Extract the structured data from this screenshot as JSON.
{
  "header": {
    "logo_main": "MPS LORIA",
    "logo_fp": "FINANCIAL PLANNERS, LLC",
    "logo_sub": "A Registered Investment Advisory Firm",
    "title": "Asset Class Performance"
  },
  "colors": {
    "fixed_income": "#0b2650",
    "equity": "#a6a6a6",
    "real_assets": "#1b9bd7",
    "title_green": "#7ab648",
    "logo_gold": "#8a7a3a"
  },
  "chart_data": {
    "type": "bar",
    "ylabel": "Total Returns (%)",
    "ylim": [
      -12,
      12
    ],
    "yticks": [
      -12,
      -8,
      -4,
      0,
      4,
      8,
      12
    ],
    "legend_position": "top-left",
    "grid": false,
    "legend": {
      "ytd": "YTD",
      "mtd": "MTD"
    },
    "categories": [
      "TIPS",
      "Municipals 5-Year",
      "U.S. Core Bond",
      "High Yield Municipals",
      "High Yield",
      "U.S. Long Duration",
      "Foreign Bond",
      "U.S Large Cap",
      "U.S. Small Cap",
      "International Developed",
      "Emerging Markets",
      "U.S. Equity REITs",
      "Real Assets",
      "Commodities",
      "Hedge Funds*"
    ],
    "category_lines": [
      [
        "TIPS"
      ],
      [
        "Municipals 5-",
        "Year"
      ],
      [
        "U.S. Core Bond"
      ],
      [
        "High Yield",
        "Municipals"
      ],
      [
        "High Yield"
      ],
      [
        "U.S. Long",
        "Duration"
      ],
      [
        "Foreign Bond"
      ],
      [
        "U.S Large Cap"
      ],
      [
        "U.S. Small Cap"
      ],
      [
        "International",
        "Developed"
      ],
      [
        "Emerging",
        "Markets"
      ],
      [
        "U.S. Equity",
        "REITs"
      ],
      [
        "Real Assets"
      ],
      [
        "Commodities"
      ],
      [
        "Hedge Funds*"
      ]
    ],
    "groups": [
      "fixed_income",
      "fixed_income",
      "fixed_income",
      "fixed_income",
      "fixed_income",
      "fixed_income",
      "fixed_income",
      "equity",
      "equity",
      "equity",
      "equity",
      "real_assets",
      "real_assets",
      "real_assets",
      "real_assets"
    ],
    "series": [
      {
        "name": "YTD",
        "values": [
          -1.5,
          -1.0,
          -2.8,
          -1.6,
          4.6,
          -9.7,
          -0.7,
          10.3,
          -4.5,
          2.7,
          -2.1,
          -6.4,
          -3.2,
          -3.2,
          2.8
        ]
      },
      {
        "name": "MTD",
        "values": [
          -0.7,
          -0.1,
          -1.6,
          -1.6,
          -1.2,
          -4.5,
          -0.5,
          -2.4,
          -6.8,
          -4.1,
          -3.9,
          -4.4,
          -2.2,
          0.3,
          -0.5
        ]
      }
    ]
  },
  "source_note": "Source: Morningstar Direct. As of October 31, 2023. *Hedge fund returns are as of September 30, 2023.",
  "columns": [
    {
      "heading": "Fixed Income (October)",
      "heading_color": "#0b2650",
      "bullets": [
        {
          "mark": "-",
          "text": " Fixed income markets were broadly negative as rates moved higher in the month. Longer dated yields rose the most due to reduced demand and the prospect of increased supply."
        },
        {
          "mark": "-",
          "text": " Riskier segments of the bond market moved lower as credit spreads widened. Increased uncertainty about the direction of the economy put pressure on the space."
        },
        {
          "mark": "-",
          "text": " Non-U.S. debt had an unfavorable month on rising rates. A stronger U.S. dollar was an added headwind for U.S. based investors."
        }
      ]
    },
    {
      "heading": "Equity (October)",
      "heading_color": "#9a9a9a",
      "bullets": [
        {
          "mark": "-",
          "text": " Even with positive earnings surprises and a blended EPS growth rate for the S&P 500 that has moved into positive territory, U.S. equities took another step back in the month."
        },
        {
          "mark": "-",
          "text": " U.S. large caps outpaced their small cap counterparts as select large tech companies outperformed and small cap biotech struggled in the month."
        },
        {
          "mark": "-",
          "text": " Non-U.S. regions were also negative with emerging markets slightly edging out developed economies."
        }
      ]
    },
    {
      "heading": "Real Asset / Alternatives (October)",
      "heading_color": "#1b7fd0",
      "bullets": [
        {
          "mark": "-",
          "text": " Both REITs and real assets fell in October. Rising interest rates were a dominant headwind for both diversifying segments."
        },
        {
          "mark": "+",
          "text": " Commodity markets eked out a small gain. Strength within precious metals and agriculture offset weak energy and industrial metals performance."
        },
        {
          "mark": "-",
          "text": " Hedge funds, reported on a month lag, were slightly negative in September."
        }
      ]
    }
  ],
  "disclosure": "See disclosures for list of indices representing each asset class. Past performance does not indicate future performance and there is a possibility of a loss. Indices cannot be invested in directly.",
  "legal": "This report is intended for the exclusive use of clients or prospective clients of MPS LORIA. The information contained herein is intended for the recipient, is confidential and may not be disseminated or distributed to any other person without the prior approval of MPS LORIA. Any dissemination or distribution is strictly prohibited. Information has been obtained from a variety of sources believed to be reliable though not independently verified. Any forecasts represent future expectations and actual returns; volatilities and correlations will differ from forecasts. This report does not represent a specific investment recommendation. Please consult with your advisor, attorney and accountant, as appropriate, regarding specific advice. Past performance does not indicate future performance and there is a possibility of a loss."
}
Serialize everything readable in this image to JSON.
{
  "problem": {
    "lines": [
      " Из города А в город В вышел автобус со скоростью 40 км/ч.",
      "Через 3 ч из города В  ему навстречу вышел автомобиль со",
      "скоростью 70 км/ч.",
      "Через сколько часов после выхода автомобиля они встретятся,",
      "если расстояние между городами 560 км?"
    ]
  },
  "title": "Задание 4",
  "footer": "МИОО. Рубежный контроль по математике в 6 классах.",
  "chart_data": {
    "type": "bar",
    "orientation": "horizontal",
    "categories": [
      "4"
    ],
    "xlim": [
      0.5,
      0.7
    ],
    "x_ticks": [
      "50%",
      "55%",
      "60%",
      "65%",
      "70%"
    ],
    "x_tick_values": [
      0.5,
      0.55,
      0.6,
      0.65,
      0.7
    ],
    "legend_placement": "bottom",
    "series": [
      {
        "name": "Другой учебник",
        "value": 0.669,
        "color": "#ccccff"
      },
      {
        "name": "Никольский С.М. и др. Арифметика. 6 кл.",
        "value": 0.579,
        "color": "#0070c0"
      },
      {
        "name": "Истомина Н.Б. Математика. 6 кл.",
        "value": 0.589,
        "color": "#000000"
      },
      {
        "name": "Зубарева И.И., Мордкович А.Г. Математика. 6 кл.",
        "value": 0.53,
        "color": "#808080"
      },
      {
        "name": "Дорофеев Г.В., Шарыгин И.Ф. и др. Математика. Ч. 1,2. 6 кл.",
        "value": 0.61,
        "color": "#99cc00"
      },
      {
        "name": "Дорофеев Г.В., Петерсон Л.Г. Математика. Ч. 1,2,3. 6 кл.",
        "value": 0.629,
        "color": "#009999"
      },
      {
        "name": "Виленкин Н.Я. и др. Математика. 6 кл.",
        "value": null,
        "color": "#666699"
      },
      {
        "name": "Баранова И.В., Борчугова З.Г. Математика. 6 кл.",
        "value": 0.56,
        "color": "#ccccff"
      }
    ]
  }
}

EXERCISE |
Write out the entries above word for word.

THE RESPONSE |
Extract the structured data from this screenshot as JSON.
{
  "header": {
    "logo_main": "MPS LORIA",
    "logo_fp": "FINANCIAL PLANNERS, LLC",
    "logo_sub": "A Registered Investment Advisory Firm",
    "title": "Asset Class Performance"
  },
  "colors": {
    "fixed_income": "#0b2650",
    "equity": "#a6a6a6",
    "real_assets": "#1b9bd7",
    "title_green": "#7ab648",
    "logo_gold": "#8a7a3a"
  },
  "chart_data": {
    "type": "bar",
    "ylabel": "Total Returns (%)",
    "ylim": [
      -12,
      12
    ],
    "yticks": [
      -12,
      -8,
      -4,
      0,
      4,
      8,
      12
    ],
    "legend_position": "top-left",
    "grid": false,
    "legend": {
      "ytd": "YTD",
      "mtd": "MTD"
    },
    "categories": [
      "TIPS",
      "Municipals 5-Year",
      "U.S. Core Bond",
      "High Yield Municipals",
      "High Yield",
      "U.S. Long Duration",
      "Foreign Bond",
      "U.S Large Cap",
      "U.S. Small Cap",
      "International Developed",
      "Emerging Markets",
      "U.S. Equity REITs",
      "Real Assets",
      "Commodities",
      "Hedge Funds*"
    ],
    "category_lines": [
      [
        "TIPS"
      ],
      [
        "Municipals 5-",
        "Year"
      ],
      [
        "U.S. Core Bond"
      ],
      [
        "High Yield",
        "Municipals"
      ],
      [
        "High Yield"
      ],
      [
        "U.S. Long",
        "Duration"
      ],
      [
        "Foreign Bond"
      ],
      [
        "U.S Large Cap"
      ],
      [
        "U.S. Small Cap"
      ],
      [
        "International",
        "Developed"
      ],
      [
        "Emerging",
        "Markets"
      ],
      [
        "U.S. Equity",
        "REITs"
      ],
      [
        "Real Assets"
      ],
      [
        "Commodities"
      ],
      [
        "Hedge Funds*"
      ]
    ],
    "groups": [
      "fixed_income",
      "fixed_income",
      "fixed_income",
      "fixed_income",
      "fixed_income",
      "fixed_income",
      "fixed_income",
      "equity",
      "equity",
      "equity",
      "equity",
      "real_assets",
      "real_assets",
      "real_assets",
      "real_assets"
    ],
    "series": [
      {
        "name": "YTD",
        "values": [
          -1.5,
          -1.0,
          -2.8,
          -1.6,
          4.6,
          -9.7,
          -0.7,
          10.3,
          -4.5,
          2.7,
          -2.1,
          -6.4,
          -3.2,
          -3.2,
          2.8
        ]
      },
      {
        "name": "MTD",
        "values": [
          -0.7,
          -0.1,
          -1.6,
          -1.6,
          -1.2,
          -4.5,
          -0.5,
          -2.4,
          -6.8,
          -4.1,
          -3.9,
          -4.4,
          -2.2,
          0.3,
          -0.5
        ]
      }
    ]
  },
  "source_note": "Source: Morningstar Direct. As of October 31, 2023. *Hedge fund returns are as of September 30, 2023.",
  "columns": [
    {
      "heading": "Fixed Income (October)",
      "heading_color": "#0b2650",
      "bullets": [
        {
          "mark": "-",
          "text": " Fixed income markets were broadly negative as rates moved higher in the month. Longer dated yields rose the most due to reduced demand and the prospect of increased supply."
        },
        {
          "mark": "-",
          "text": " Riskier segments of the bond market moved lower as credit spreads widened. Increased uncertainty about the direction of the economy put pressure on the space."
        },
        {
          "mark": "-",
          "text": " Non-U.S. debt had an unfavorable month on rising rates. A stronger U.S. dollar was an added headwind for U.S. based investors."
        }
      ]
    },
    {
      "heading": "Equity (October)",
      "heading_color": "#9a9a9a",
      "bullets": [
        {
          "mark": "-",
          "text": " Even with positive earnings surprises and a blended EPS growth rate for the S&P 500 that has moved into positive territory, U.S. equities took another step back in the month."
        },
        {
          "mark": "-",
          "text": " U.S. large caps outpaced their small cap counterparts as select large tech companies outperformed and small cap biotech struggled in the month."
        },
        {
          "mark": "-",
          "text": " Non-U.S. regions were also negative with emerging markets slightly edging out developed economies."
        }
      ]
    },
    {
      "heading": "Real Asset / Alternatives (October)",
      "heading_color": "#1b7fd0",
      "bullets": [
        {
          "mark": "-",
          "text": " Both REITs and real assets fell in October. Rising interest rates were a dominant headwind for both diversifying segments."
        },
        {
          "mark": "+",
          "text": " Commodity markets eked out a small gain. Strength within precious metals and agriculture offset weak energy and industrial metals performance."
        },
        {
          "mark": "-",
          "text": " Hedge funds, reported on a month lag, were slightly negative in September."
        }
      ]
    }
  ],
  "disclosure": "See disclosures for list of indices representing each asset class. Past performance does not indicate future performance and there is a possibility of a loss. Indices cannot be invested in directly.",
  "legal": "This report is intended for the exclusive use of clients or prospective clients of MPS LORIA. The information contained herein is intended for the recipient, is confidential and may not be disseminated or distributed to any other person without the prior approval of MPS LORIA. Any dissemination or distribution is strictly prohibited. Information has been obtained from a variety of sources believed to be reliable though not independently verified. Any forecasts represent future expectations and actual returns; volatilities and correlations will differ from forecasts. This report does not represent a specific investment recommendation. Please consult with your advisor, attorney and accountant, as appropriate, regarding specific advice. Past performance does not indicate future performance and there is a possibility of a loss."
}
Serialize everything readable in this image to JSON.
{
  "problem": {
    "lines": [
      " Из города А в город В вышел автобус со скоростью 40 км/ч.",
      "Через 3 ч из города В  ему навстречу вышел автомобиль со",
      "скоростью 70 км/ч.",
      "Через сколько часов после выхода автомобиля они встретятся,",
      "если расстояние между городами 560 км?"
    ]
  },
  "title": "Задание 4",
  "footer": "МИОО. Рубежный контроль по математике в 6 классах.",
  "chart_data": {
    "type": "bar",
    "orientation": "horizontal",
    "categories": [
      "4"
    ],
    "xlim": [
      0.5,
      0.7
    ],
    "x_ticks": [
      "50%",
      "55%",
      "60%",
      "65%",
      "70%"
    ],
    "x_tick_values": [
      0.5,
      0.55,
      0.6,
      0.65,
      0.7
    ],
    "legend_placement": "bottom",
    "series": [
      {
        "name": "Другой учебник",
        "value": 0.669,
        "color": "#ccccff"
      },
      {
        "name": "Никольский С.М. и др. Арифметика. 6 кл.",
        "value": 0.579,
        "color": "#0070c0"
      },
      {
        "name": "Истомина Н.Б. Математика. 6 кл.",
        "value": 0.589,
        "color": "#000000"
      },
      {
        "name": "Зубарева И.И., Мордкович А.Г. Математика. 6 кл.",
        "value": 0.53,
        "color": "#808080"
      },
      {
        "name": "Дорофеев Г.В., Шарыгин И.Ф. и др. Математика. Ч. 1,2. 6 кл.",
        "value": 0.61,
        "color": "#99cc00"
      },
      {
        "name": "Дорофеев Г.В., Петерсон Л.Г. Математика. Ч. 1,2,3. 6 кл.",
        "value": 0.629,
        "color": "#009999"
      },
      {
        "name": "Виленкин Н.Я. и др. Математика. 6 кл.",
        "value": null,
        "color": "#666699"
      },
      {
        "name": "Баранова И.В., Борчугова З.Г. Математика. 6 кл.",
        "value": 0.56,
        "color": "#ccccff"
      }
    ]
  }
}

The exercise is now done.